▶ _DATA FOR REVIEW_:
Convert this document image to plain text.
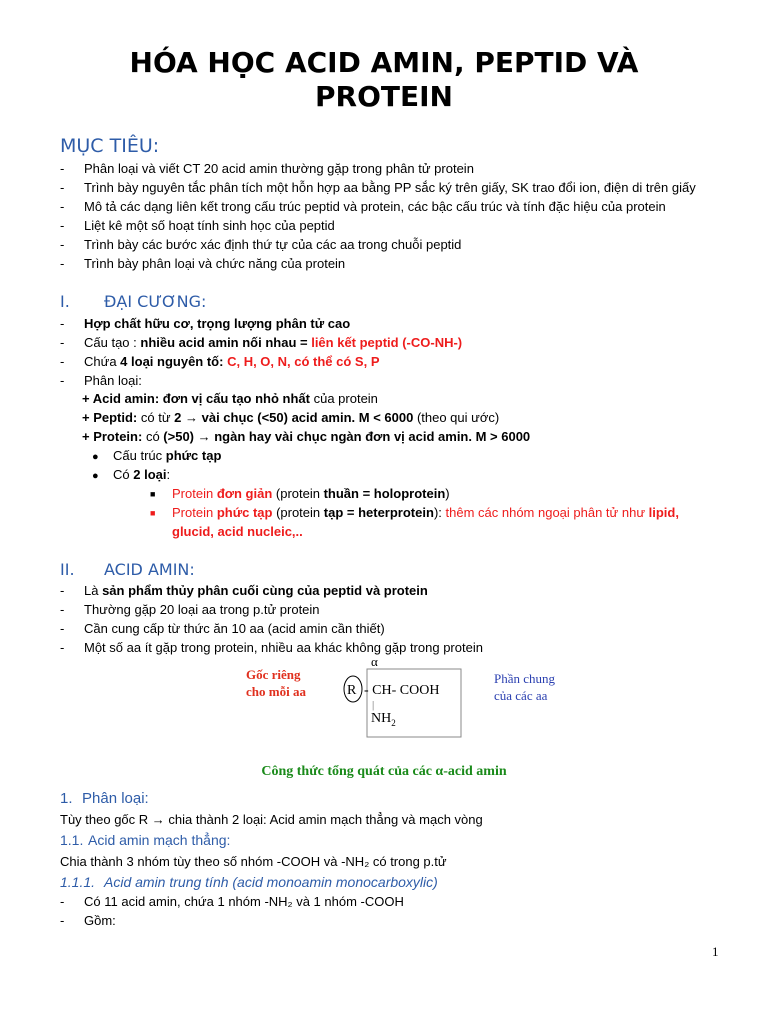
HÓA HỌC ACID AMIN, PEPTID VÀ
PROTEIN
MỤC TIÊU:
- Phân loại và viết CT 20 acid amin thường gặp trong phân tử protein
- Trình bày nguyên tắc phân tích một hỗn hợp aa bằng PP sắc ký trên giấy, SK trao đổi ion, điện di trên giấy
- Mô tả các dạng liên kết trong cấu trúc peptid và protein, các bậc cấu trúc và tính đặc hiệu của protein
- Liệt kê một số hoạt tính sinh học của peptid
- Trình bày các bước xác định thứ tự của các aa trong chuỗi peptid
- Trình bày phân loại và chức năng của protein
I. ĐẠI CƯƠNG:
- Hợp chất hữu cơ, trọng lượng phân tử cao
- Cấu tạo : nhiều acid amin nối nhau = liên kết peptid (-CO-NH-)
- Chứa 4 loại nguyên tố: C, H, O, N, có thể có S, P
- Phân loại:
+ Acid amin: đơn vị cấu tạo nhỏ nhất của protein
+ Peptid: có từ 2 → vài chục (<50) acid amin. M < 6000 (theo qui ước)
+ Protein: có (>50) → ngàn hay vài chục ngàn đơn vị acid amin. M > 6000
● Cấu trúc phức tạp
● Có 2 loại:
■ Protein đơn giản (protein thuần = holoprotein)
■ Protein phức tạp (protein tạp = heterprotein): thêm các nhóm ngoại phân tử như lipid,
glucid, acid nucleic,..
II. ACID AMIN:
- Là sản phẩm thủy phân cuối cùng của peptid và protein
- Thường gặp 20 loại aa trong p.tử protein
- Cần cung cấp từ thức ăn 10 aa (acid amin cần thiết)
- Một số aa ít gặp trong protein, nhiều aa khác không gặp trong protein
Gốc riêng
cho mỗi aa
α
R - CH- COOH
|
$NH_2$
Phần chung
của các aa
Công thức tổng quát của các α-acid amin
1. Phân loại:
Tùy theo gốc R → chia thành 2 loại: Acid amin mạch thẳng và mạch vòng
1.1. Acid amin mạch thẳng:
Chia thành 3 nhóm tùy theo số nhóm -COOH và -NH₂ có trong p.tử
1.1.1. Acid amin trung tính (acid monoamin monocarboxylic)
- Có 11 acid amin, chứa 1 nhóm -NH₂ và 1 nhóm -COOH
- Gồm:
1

▶ _REQUIRED WORK_: Pictures aside, the material must be written out word for word.

▶ _REPLY TO THE TASK_:
Convert this document image to plain text.
HÓA HỌC ACID AMIN, PEPTID VÀ
PROTEIN
MỤC TIÊU:
- Phân loại và viết CT 20 acid amin thường gặp trong phân tử protein
- Trình bày nguyên tắc phân tích một hỗn hợp aa bằng PP sắc ký trên giấy, SK trao đổi ion, điện di trên giấy
- Mô tả các dạng liên kết trong cấu trúc peptid và protein, các bậc cấu trúc và tính đặc hiệu của protein
- Liệt kê một số hoạt tính sinh học của peptid
- Trình bày các bước xác định thứ tự của các aa trong chuỗi peptid
- Trình bày phân loại và chức năng của protein
I. ĐẠI CƯƠNG:
- Hợp chất hữu cơ, trọng lượng phân tử cao
- Cấu tạo : nhiều acid amin nối nhau = liên kết peptid (-CO-NH-)
- Chứa 4 loại nguyên tố: C, H, O, N, có thể có S, P
- Phân loại:
+ Acid amin: đơn vị cấu tạo nhỏ nhất của protein
+ Peptid: có từ 2 → vài chục (<50) acid amin. M < 6000 (theo qui ước)
+ Protein: có (>50) → ngàn hay vài chục ngàn đơn vị acid amin. M > 6000
● Cấu trúc phức tạp
● Có 2 loại:
■ Protein đơn giản (protein thuần = holoprotein)
■ Protein phức tạp (protein tạp = heterprotein): thêm các nhóm ngoại phân tử như lipid,
glucid, acid nucleic,..
II. ACID AMIN:
- Là sản phẩm thủy phân cuối cùng của peptid và protein
- Thường gặp 20 loại aa trong p.tử protein
- Cần cung cấp từ thức ăn 10 aa (acid amin cần thiết)
- Một số aa ít gặp trong protein, nhiều aa khác không gặp trong protein
Gốc riêng
cho mỗi aa
α
R - CH- COOH
|
$NH_2$
Phần chung
của các aa
Công thức tổng quát của các α-acid amin
1. Phân loại:
Tùy theo gốc R → chia thành 2 loại: Acid amin mạch thẳng và mạch vòng
1.1. Acid amin mạch thẳng:
Chia thành 3 nhóm tùy theo số nhóm -COOH và -NH₂ có trong p.tử
1.1.1. Acid amin trung tính (acid monoamin monocarboxylic)
- Có 11 acid amin, chứa 1 nhóm -NH₂ và 1 nhóm -COOH
- Gồm:
1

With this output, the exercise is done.